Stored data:

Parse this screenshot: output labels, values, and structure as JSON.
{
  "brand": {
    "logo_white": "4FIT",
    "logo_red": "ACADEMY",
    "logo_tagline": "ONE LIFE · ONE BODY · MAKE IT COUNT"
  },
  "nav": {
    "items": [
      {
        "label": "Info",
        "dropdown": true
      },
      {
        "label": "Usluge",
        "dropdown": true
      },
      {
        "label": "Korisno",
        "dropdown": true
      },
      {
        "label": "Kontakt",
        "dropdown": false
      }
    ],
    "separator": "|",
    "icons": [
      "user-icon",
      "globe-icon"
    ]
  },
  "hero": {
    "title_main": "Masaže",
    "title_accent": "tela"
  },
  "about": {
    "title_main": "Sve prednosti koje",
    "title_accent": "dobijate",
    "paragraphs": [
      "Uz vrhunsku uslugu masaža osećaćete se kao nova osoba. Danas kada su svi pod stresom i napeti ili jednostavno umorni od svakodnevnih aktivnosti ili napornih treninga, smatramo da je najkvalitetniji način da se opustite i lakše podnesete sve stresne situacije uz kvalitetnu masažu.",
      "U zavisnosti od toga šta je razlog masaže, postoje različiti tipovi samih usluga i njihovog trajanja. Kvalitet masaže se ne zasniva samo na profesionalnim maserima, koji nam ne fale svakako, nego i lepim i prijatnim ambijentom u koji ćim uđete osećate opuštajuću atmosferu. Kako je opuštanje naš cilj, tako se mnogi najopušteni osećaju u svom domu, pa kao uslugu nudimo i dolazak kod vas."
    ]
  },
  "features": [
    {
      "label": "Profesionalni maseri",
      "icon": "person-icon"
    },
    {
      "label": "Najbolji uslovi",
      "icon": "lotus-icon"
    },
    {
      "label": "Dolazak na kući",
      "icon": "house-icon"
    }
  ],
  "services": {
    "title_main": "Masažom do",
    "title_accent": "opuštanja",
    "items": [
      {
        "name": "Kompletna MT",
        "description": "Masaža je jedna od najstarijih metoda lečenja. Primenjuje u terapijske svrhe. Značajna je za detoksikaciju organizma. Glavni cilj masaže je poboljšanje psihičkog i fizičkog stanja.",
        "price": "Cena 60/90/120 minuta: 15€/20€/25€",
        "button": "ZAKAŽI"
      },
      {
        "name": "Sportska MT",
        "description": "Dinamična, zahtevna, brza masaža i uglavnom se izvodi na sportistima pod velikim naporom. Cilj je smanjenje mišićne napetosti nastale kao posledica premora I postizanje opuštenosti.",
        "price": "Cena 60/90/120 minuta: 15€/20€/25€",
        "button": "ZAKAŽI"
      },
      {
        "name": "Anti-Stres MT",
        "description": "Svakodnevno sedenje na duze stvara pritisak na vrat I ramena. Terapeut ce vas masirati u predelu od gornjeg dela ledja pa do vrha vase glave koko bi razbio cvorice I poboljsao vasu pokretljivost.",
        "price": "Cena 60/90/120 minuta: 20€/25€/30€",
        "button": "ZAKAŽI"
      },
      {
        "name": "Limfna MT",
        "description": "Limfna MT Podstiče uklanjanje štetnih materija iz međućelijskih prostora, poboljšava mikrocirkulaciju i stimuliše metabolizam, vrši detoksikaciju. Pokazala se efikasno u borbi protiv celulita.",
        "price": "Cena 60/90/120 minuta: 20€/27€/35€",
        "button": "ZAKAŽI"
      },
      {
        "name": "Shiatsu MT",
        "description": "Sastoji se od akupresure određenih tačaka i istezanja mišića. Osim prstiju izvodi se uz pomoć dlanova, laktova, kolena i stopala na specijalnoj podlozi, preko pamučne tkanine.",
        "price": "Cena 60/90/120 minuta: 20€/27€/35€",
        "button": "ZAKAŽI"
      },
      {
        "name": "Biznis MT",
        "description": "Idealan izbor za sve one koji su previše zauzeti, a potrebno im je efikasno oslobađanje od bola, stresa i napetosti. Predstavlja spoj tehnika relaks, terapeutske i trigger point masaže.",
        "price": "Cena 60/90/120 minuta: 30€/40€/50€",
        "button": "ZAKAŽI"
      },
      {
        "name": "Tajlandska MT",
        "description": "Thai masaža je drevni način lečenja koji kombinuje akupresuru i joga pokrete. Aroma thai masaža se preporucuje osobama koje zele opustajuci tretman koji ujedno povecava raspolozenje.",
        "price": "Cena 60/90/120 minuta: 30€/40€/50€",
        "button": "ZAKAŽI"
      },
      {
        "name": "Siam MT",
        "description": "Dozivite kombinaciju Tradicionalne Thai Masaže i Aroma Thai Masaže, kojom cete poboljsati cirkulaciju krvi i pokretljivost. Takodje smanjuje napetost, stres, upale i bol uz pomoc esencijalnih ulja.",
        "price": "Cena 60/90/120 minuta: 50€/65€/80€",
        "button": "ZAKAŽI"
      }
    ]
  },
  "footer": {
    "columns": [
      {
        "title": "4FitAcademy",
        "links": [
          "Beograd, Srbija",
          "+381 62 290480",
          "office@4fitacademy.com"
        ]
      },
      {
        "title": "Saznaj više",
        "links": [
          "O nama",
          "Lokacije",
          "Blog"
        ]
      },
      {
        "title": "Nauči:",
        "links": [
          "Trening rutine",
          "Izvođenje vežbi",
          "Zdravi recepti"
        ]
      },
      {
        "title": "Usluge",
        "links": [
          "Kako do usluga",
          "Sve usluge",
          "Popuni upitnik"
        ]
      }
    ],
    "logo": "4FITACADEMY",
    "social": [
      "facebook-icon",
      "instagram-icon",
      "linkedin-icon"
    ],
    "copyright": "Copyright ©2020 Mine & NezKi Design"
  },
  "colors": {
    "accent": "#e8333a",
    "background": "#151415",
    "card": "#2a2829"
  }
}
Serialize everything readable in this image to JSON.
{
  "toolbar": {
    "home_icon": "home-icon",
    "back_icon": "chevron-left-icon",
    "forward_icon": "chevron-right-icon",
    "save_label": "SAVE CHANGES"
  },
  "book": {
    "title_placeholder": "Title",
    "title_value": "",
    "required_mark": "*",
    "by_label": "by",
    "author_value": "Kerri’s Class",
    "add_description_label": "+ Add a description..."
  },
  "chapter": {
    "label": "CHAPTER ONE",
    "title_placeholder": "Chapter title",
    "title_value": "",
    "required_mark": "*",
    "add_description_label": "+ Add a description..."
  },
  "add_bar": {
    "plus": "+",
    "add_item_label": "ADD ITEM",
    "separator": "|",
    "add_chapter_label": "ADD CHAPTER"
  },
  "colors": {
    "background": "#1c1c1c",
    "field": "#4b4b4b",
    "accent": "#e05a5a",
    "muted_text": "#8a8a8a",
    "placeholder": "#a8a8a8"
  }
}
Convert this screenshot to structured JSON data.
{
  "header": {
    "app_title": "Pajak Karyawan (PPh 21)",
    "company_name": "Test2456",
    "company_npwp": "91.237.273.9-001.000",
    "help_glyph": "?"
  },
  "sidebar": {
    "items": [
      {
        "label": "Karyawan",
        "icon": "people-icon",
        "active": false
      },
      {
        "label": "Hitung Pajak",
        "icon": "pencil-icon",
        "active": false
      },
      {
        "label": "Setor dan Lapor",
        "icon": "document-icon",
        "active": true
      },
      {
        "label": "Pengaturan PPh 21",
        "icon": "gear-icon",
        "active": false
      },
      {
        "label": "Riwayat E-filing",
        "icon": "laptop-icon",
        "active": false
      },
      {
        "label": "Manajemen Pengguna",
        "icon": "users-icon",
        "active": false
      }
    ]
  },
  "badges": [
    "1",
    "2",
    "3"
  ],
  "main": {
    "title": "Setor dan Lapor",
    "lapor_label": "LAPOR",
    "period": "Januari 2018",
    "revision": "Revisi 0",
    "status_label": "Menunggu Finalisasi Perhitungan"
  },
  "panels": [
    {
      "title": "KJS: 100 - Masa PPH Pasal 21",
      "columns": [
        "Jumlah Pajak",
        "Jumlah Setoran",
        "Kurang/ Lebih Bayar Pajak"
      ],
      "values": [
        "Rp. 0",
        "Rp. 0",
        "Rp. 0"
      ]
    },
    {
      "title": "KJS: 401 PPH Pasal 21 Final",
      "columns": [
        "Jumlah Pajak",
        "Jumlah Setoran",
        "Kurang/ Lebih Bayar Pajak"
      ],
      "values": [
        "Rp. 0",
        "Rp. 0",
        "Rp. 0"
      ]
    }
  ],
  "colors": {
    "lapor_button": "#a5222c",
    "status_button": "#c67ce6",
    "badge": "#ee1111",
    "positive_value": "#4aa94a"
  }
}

Work instructions
Give back exactly the lines beginning at the one with "Convert this screenshot" and ending at the final line of the material; both boundary lines belong in it.

Response for this exercise
Convert this screenshot to structured JSON data.
{
  "header": {
    "app_title": "Pajak Karyawan (PPh 21)",
    "company_name": "Test2456",
    "company_npwp": "91.237.273.9-001.000",
    "help_glyph": "?"
  },
  "sidebar": {
    "items": [
      {
        "label": "Karyawan",
        "icon": "people-icon",
        "active": false
      },
      {
        "label": "Hitung Pajak",
        "icon": "pencil-icon",
        "active": false
      },
      {
        "label": "Setor dan Lapor",
        "icon": "document-icon",
        "active": true
      },
      {
        "label": "Pengaturan PPh 21",
        "icon": "gear-icon",
        "active": false
      },
      {
        "label": "Riwayat E-filing",
        "icon": "laptop-icon",
        "active": false
      },
      {
        "label": "Manajemen Pengguna",
        "icon": "users-icon",
        "active": false
      }
    ]
  },
  "badges": [
    "1",
    "2",
    "3"
  ],
  "main": {
    "title": "Setor dan Lapor",
    "lapor_label": "LAPOR",
    "period": "Januari 2018",
    "revision": "Revisi 0",
    "status_label": "Menunggu Finalisasi Perhitungan"
  },
  "panels": [
    {
      "title": "KJS: 100 - Masa PPH Pasal 21",
      "columns": [
        "Jumlah Pajak",
        "Jumlah Setoran",
        "Kurang/ Lebih Bayar Pajak"
      ],
      "values": [
        "Rp. 0",
        "Rp. 0",
        "Rp. 0"
      ]
    },
    {
      "title": "KJS: 401 PPH Pasal 21 Final",
      "columns": [
        "Jumlah Pajak",
        "Jumlah Setoran",
        "Kurang/ Lebih Bayar Pajak"
      ],
      "values": [
        "Rp. 0",
        "Rp. 0",
        "Rp. 0"
      ]
    }
  ],
  "colors": {
    "lapor_button": "#a5222c",
    "status_button": "#c67ce6",
    "badge": "#ee1111",
    "positive_value": "#4aa94a"
  }
}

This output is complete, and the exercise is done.